#### TASK TO CARRY OUT:
Copy the rows below word for word, from the first row through the row that contains "heat-cell xyxy=(374,349,378,360)", including both.

#### DATASET:
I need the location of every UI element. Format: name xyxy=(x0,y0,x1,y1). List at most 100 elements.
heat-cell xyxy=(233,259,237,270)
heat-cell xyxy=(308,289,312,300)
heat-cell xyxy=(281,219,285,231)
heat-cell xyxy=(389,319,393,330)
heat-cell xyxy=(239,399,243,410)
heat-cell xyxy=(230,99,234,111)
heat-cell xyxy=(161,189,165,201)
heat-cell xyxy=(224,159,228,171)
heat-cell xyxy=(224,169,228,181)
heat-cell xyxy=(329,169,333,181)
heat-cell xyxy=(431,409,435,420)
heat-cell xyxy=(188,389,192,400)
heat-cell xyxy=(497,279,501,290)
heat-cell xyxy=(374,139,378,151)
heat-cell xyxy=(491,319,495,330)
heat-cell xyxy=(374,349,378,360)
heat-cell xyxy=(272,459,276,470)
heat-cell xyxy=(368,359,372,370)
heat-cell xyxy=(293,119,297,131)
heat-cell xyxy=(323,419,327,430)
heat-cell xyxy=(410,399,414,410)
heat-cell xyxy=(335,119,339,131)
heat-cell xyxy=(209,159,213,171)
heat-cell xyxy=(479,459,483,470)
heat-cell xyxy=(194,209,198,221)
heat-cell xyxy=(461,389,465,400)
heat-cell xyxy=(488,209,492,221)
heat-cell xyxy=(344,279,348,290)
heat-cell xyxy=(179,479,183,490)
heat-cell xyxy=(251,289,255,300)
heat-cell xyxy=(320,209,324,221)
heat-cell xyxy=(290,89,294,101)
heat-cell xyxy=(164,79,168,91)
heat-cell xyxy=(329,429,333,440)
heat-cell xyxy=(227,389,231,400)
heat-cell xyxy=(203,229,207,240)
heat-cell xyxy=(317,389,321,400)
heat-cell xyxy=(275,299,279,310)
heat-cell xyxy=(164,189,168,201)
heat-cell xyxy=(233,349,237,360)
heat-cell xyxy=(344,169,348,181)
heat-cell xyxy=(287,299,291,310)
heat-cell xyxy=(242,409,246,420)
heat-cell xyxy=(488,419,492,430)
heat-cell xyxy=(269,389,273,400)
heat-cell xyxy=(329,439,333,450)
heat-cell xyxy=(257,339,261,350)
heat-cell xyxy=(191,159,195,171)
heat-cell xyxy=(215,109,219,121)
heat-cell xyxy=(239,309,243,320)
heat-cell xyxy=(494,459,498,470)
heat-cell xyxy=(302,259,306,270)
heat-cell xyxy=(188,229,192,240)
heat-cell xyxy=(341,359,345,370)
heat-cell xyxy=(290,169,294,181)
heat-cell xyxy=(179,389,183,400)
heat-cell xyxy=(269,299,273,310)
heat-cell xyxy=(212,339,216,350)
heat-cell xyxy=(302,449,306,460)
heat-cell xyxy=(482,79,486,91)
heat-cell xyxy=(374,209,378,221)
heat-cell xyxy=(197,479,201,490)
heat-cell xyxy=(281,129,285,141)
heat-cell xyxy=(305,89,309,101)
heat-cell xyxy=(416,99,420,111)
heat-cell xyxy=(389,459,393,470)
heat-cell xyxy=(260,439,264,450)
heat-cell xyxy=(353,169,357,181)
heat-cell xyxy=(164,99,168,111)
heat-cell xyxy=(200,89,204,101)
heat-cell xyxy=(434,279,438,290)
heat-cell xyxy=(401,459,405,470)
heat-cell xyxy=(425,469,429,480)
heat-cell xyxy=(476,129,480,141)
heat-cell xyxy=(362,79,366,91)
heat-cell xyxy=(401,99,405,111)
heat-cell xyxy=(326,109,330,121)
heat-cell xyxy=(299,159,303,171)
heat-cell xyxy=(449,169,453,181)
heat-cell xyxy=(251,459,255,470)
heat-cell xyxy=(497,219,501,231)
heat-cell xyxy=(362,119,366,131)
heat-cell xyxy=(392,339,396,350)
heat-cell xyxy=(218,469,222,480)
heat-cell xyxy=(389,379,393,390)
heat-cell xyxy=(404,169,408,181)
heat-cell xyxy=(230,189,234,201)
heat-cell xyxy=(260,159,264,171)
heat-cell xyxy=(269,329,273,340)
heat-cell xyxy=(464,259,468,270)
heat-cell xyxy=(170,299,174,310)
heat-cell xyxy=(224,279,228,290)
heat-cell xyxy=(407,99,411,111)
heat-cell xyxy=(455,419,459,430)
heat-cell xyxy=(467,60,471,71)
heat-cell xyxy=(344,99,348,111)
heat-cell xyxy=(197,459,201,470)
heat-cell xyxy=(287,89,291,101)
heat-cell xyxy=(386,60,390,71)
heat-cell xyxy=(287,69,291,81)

#### EXERCISE RESPONSE:
I need the location of every UI element. Format: name xyxy=(x0,y0,x1,y1). List at most 100 elements.
heat-cell xyxy=(233,259,237,270)
heat-cell xyxy=(308,289,312,300)
heat-cell xyxy=(281,219,285,231)
heat-cell xyxy=(389,319,393,330)
heat-cell xyxy=(239,399,243,410)
heat-cell xyxy=(230,99,234,111)
heat-cell xyxy=(161,189,165,201)
heat-cell xyxy=(224,159,228,171)
heat-cell xyxy=(224,169,228,181)
heat-cell xyxy=(329,169,333,181)
heat-cell xyxy=(431,409,435,420)
heat-cell xyxy=(188,389,192,400)
heat-cell xyxy=(497,279,501,290)
heat-cell xyxy=(374,139,378,151)
heat-cell xyxy=(491,319,495,330)
heat-cell xyxy=(374,349,378,360)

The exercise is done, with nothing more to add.